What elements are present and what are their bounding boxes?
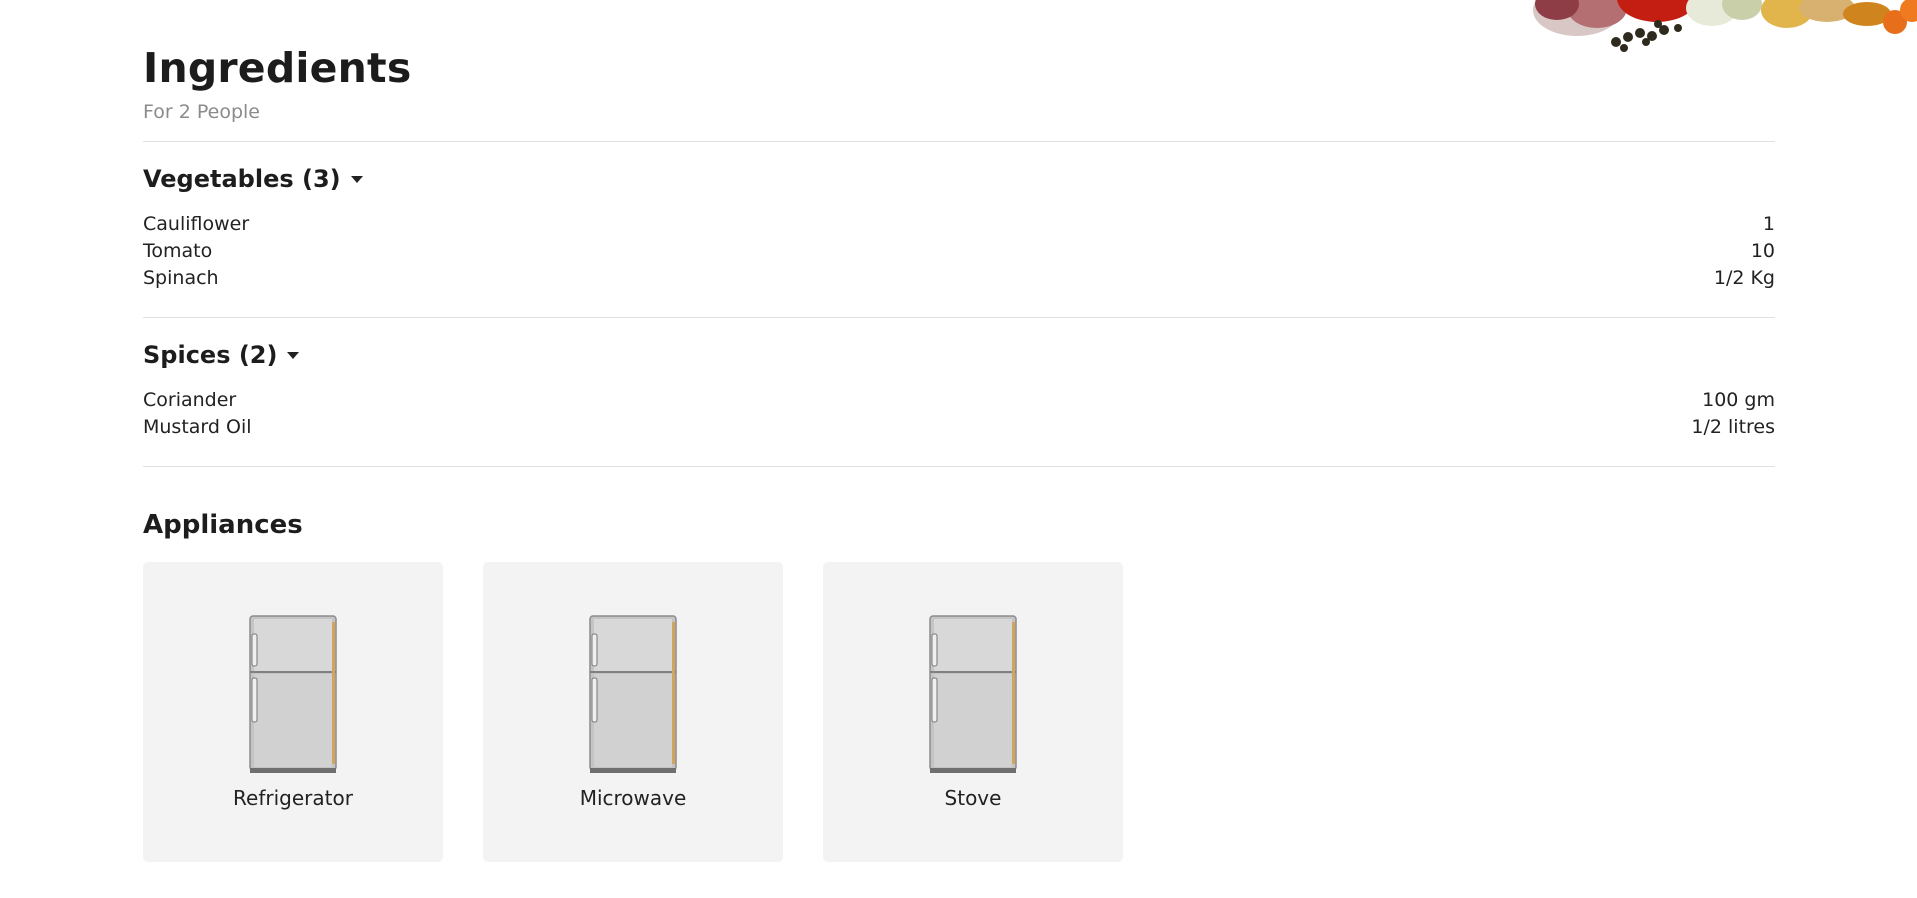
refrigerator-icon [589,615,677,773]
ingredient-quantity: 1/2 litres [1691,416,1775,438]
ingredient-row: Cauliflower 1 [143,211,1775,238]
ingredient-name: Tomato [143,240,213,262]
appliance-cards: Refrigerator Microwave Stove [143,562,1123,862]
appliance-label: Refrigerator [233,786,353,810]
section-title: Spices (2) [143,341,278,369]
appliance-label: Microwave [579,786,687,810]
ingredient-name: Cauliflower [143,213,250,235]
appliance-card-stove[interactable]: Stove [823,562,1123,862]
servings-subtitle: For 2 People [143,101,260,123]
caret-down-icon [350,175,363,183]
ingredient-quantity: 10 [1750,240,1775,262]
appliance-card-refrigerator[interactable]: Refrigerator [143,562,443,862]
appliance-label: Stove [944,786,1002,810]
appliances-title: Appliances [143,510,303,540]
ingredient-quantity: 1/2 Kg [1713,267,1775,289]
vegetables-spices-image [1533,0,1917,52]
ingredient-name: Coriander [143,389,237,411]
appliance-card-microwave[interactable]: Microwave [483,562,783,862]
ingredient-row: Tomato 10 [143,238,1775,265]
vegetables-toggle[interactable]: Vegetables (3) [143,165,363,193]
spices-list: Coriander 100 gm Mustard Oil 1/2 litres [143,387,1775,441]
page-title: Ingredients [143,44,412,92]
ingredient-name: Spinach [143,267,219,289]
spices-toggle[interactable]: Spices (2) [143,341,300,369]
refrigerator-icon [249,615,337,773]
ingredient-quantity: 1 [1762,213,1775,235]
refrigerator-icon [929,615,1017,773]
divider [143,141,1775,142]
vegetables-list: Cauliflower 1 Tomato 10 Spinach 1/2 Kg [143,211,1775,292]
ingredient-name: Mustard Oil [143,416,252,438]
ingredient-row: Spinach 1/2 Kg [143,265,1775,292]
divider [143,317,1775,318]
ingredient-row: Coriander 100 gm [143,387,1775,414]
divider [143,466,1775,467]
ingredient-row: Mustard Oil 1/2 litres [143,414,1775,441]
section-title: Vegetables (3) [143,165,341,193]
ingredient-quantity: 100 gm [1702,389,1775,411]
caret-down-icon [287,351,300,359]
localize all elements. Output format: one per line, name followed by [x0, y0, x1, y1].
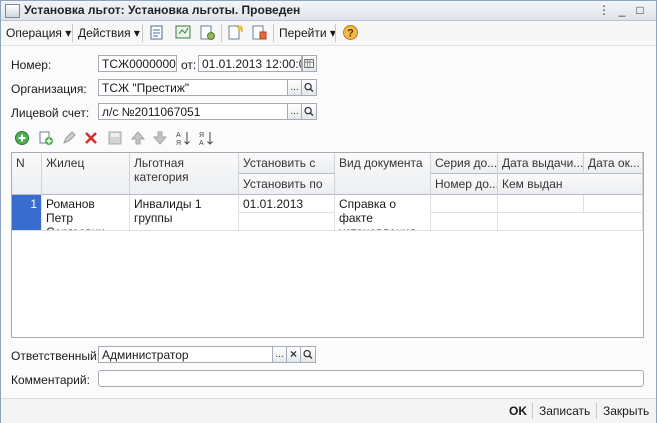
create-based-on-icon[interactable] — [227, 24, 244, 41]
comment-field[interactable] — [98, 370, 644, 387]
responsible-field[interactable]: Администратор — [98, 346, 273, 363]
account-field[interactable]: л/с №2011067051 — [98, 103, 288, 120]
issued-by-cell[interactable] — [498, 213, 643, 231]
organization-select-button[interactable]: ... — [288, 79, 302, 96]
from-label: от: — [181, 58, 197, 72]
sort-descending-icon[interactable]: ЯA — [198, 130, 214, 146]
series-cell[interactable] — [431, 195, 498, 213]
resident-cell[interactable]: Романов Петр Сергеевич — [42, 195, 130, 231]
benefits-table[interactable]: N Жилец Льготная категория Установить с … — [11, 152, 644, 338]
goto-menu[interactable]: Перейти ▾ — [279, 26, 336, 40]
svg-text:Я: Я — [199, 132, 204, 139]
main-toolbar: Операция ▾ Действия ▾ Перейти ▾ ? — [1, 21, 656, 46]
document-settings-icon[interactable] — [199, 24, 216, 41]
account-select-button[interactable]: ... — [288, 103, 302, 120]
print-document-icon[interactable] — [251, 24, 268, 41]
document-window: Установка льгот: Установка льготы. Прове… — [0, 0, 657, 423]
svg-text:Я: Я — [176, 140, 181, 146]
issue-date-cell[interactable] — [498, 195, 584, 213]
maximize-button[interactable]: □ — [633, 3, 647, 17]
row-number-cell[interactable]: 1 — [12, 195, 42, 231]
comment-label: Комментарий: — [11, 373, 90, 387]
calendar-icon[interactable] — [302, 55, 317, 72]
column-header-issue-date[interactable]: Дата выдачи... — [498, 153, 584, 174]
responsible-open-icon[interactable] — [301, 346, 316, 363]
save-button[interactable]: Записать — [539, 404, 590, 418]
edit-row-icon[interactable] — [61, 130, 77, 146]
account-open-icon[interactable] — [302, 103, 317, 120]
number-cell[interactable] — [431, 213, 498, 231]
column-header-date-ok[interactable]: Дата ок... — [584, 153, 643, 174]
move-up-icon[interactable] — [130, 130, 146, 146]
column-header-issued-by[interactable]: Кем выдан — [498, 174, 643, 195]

● ● ● ● ●

Copy out the rows from the line with "refrigerator-icon [589,615,677,773]" to the line with "section-title: Spices (2) [143,341,278,369]", including both of those lines, and reproduce each one verbatim.

RESULT:
refrigerator-icon [589,615,677,773]
ingredient-quantity: 1/2 litres [1691,416,1775,438]
ingredient-row: Cauliflower 1 [143,211,1775,238]
ingredient-name: Tomato [143,240,213,262]
appliance-cards: Refrigerator Microwave Stove [143,562,1123,862]
appliance-label: Refrigerator [233,786,353,810]
section-title: Spices (2) [143,341,278,369]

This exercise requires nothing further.